(Entries taken from a collection)
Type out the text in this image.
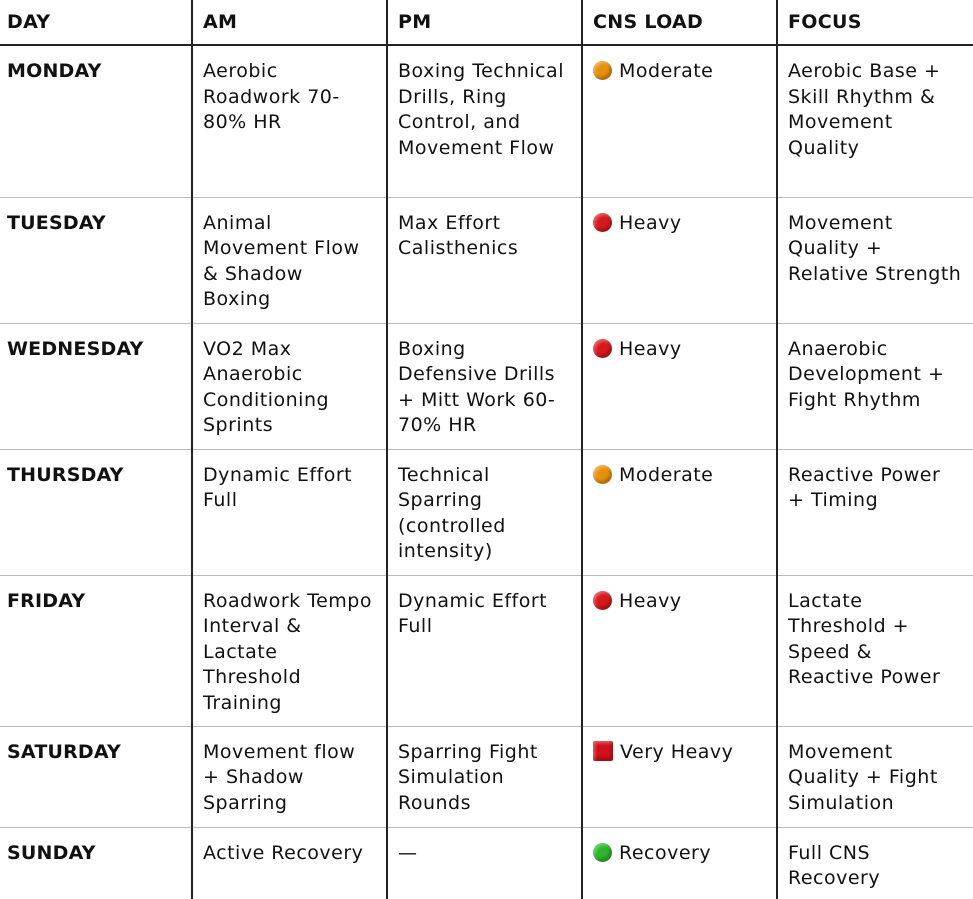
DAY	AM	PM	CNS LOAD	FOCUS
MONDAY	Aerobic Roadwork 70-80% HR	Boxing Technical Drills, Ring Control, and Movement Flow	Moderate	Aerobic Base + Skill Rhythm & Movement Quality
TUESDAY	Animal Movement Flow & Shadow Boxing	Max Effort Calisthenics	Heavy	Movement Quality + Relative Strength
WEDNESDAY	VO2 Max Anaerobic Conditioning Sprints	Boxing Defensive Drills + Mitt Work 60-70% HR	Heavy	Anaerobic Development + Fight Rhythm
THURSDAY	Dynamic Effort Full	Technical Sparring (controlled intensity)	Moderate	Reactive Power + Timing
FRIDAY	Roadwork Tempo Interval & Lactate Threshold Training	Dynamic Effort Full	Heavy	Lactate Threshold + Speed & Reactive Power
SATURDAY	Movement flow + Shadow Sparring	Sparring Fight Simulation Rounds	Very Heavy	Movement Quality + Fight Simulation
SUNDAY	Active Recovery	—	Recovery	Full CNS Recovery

---

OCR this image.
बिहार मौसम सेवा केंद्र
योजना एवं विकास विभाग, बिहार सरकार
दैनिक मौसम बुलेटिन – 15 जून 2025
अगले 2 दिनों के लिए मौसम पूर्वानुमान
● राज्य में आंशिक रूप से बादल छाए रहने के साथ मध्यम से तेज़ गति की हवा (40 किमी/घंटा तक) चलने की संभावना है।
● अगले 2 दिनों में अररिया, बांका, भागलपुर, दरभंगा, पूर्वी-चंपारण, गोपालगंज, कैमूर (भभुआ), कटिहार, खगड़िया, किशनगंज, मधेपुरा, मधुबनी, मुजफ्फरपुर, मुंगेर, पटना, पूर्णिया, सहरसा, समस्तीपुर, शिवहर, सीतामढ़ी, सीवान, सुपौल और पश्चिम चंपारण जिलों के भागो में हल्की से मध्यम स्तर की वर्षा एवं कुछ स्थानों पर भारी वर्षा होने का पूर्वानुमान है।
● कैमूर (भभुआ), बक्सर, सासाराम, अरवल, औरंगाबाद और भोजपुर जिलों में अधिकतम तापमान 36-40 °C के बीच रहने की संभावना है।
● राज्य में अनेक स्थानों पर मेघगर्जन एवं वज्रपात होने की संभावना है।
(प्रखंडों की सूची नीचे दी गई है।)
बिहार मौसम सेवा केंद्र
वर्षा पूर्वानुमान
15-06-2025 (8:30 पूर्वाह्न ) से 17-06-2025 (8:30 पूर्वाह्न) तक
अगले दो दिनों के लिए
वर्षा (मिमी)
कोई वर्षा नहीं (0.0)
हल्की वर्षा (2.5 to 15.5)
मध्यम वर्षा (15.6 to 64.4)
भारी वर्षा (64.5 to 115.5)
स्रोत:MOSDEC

---

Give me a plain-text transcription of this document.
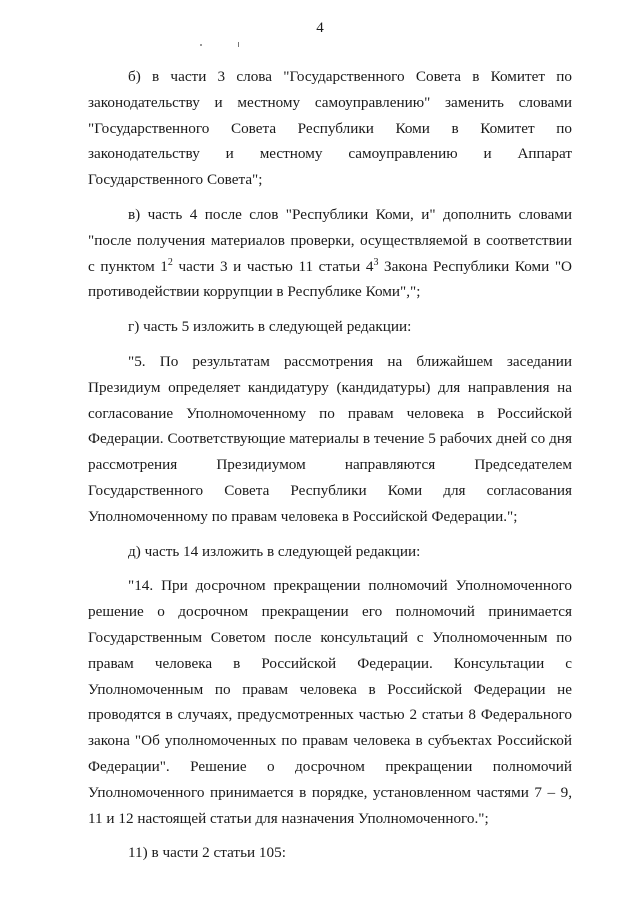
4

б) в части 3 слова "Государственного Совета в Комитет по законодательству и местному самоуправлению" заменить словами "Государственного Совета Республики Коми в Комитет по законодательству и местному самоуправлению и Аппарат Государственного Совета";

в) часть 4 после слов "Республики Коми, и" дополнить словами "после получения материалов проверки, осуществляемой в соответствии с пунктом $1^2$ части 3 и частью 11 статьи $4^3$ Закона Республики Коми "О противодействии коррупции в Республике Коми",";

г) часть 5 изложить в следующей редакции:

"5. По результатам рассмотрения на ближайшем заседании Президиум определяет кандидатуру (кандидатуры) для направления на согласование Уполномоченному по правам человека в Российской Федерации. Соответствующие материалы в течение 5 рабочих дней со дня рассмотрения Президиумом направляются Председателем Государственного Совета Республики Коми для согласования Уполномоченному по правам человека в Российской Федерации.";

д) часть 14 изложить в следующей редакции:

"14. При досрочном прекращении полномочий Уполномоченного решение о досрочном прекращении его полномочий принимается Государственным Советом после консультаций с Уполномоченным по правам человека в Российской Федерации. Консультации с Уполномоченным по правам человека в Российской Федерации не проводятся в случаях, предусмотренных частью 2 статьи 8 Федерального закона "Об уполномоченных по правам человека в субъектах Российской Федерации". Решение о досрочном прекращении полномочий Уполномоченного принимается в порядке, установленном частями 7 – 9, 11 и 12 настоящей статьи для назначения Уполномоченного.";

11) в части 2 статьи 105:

Instructions for the task: Search the records for the word "Movement". Copy every line that has it.

Response to the task:
MONDAY	Aerobic Roadwork 70-80% HR	Boxing Technical Drills, Ring Control, and Movement Flow	Moderate	Aerobic Base + Skill Rhythm & Movement Quality
TUESDAY	Animal Movement Flow & Shadow Boxing	Max Effort Calisthenics	Heavy	Movement Quality + Relative Strength
SATURDAY	Movement flow + Shadow Sparring	Sparring Fight Simulation Rounds	Very Heavy	Movement Quality + Fight Simulation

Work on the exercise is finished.